» **WRITTEN TASK 1**
In the post about Mathematica semicolons, what did the writer long believe had to go between two successive expressions on the same line or in the same cell?
» **WRITTEN TASK 2**
Copy the dataset entries word for word, from their first line through the line containing "ref-bracket-close: ] bbox=[1182, 81, 1193, 116]".

I believe I've more or less fully grasped the explanation of what Show[] 
now does in 6.0 that's been repeatedly restated in all the recent and 
earlier responses to all the repeated plaintive posts about ""Why 
doesn't my plot appear?!?"  --- and this explanation actually make 
reasonable sense to me. 

[It's less obvious, however, how someone is suppose to know that 
Print[]; _will_ print something on screen, but Show[]; _won't_ show 
anything on screen.  Read the Helps for these two commands and see the 
help pages make this obvious to you)

I'm less sure that these expert respondents -- and also WRI -- have 
grasped _why_ these recurrent queries keep recurring; so led me add a 
few (5 actually) responses myself on that point (though it will make for 
a long post):

1)  I suggest the primary problem is a deeper, long-standing, and quite 
understandable misunderstanding of compound expressions, and especially 
the role of semicolons in compound expressions.  

To quote, for example, from one of the recent "Plot and Show[]" 
responses, posted by someone who's often on this group:

> In general, a semi-colon is used to separate the parts of a compound 
> expression

Well, the correct response to that response is "NOT!", right?  Or at 
least, "not entirely".  

That is to say, is the primary function of a semicolon to separate the 
parts of compound expressions? -- or is it to suppress output from an 
expression?  And is it always necessary between two expressions?

I've thought for all my years with Mathematica that you _had_ to put 
semicolons between two successive expressions on the same line or in the 
same cell, except for the very last line in the cell.  And, I guess I 
deduced that this made sense and was necessary because logically you 
always needed to be clear where one expression ended and the next one 
began.

Given this, I would never have believed that giving as input, on a 
single line and in a single cell, the following

   a = Plot[x, {x, 0, 1}];  b = Plot[x^2, {x, 0, 1}];  a  b

would be a legal input -- until I tried it a couple of minutes ago.

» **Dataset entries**
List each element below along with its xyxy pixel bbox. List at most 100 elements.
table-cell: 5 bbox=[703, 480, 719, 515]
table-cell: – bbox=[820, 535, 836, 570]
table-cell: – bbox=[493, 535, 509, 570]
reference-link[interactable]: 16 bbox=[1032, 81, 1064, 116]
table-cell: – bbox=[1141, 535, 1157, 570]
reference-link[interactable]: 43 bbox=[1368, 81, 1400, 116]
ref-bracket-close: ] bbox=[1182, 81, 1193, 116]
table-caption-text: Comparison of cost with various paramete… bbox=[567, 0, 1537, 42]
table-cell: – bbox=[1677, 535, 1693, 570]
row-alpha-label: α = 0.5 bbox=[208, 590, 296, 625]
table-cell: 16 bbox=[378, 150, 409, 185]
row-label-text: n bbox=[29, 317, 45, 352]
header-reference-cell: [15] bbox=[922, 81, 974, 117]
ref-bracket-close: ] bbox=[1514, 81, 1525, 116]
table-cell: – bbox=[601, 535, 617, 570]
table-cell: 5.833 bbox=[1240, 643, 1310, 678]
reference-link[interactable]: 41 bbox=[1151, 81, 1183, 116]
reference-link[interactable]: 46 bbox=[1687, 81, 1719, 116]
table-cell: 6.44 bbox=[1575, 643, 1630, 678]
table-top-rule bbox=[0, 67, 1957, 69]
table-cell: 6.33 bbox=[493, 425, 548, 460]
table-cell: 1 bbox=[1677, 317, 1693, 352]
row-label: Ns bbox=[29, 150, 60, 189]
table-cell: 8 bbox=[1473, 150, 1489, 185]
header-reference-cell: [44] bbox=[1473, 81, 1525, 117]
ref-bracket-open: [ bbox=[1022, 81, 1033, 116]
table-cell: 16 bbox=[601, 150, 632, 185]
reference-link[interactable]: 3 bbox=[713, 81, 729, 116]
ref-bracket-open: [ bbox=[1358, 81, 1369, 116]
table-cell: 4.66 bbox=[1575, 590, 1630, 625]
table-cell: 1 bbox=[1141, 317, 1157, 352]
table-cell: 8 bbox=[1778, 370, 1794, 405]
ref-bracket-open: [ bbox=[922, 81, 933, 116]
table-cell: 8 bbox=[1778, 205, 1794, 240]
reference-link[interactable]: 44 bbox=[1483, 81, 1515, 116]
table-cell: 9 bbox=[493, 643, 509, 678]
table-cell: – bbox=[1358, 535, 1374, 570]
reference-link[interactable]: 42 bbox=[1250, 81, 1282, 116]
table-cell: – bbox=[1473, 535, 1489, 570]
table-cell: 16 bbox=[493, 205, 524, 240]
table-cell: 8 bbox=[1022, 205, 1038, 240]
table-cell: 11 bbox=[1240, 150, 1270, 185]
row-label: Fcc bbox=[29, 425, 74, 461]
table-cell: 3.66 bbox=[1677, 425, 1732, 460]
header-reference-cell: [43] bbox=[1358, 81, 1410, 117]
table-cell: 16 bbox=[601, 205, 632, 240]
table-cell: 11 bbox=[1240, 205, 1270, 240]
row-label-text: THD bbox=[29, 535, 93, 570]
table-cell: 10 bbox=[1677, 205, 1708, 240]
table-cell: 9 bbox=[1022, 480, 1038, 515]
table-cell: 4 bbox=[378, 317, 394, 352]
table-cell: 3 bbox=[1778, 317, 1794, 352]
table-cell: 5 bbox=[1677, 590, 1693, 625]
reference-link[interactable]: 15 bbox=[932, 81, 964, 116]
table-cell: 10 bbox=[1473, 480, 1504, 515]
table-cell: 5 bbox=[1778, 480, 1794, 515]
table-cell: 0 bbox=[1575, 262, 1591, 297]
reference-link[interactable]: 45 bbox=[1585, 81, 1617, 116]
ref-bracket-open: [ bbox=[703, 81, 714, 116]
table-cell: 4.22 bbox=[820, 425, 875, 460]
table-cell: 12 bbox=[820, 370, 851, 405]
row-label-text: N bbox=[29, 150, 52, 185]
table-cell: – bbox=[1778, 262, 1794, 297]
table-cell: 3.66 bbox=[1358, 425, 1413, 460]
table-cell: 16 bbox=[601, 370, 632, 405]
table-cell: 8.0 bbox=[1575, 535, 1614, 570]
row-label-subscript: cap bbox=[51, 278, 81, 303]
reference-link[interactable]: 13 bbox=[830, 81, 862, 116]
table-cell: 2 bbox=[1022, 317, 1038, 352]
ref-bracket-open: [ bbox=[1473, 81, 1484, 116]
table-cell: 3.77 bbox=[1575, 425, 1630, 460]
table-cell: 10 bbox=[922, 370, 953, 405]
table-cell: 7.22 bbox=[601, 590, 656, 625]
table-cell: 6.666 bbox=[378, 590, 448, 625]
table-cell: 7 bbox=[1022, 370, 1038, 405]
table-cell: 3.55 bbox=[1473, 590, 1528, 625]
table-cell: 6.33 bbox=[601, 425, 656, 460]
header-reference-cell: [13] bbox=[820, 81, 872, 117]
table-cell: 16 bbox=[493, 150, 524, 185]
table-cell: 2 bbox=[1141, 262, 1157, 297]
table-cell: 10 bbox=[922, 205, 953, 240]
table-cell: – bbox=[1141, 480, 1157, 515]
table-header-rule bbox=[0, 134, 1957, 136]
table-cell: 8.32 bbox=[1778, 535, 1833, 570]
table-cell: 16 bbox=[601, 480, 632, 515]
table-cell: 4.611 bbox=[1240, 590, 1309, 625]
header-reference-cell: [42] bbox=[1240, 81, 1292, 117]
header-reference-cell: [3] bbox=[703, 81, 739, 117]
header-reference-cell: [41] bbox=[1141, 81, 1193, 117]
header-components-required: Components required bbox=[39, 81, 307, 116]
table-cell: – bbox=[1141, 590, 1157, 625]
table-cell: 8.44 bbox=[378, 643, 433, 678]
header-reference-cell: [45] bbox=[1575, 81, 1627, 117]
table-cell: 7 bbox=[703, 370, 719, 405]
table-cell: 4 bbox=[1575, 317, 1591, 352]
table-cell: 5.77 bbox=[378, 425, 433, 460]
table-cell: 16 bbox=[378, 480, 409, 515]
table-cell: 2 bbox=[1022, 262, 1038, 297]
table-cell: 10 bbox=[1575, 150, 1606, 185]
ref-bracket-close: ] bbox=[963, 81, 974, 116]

» **OUTPUT 1**
Semicolons, except for the very last line in the cell.

» **OUTPUT 2**
List each element below along with its xyxy pixel bbox. List at most 100 elements.
table-cell: 5 bbox=[703, 480, 719, 515]
table-cell: – bbox=[820, 535, 836, 570]
table-cell: – bbox=[493, 535, 509, 570]
reference-link[interactable]: 16 bbox=[1032, 81, 1064, 116]
table-cell: – bbox=[1141, 535, 1157, 570]
reference-link[interactable]: 43 bbox=[1368, 81, 1400, 116]
ref-bracket-close: ] bbox=[1182, 81, 1193, 116]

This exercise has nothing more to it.